→ **Written instruction**
Copy each line holding the string "ENTER".

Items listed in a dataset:
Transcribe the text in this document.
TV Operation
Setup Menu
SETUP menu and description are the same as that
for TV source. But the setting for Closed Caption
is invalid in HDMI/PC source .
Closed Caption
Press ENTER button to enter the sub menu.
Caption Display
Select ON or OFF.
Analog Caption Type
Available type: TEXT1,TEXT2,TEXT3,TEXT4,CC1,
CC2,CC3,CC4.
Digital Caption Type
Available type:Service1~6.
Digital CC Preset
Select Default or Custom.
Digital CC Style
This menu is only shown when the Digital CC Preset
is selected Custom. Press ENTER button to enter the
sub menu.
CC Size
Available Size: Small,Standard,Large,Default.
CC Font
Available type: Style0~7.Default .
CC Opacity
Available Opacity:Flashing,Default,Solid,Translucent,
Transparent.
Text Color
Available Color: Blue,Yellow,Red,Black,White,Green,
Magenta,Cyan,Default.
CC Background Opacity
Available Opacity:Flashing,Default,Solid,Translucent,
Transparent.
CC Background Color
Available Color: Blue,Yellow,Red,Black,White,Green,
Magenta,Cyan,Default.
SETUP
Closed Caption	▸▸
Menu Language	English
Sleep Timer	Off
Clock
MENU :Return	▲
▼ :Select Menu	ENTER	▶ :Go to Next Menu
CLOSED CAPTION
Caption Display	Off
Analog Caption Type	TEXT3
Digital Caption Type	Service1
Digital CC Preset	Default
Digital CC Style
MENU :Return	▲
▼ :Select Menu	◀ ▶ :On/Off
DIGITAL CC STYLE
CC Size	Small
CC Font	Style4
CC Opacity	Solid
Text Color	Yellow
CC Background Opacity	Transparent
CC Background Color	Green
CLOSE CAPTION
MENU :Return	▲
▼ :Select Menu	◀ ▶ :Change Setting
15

→ **Right answer**
Press ENTER button to enter the sub menu.
is selected Custom. Press ENTER button to enter the
▼ :Select Menu	ENTER	▶ :Go to Next Menu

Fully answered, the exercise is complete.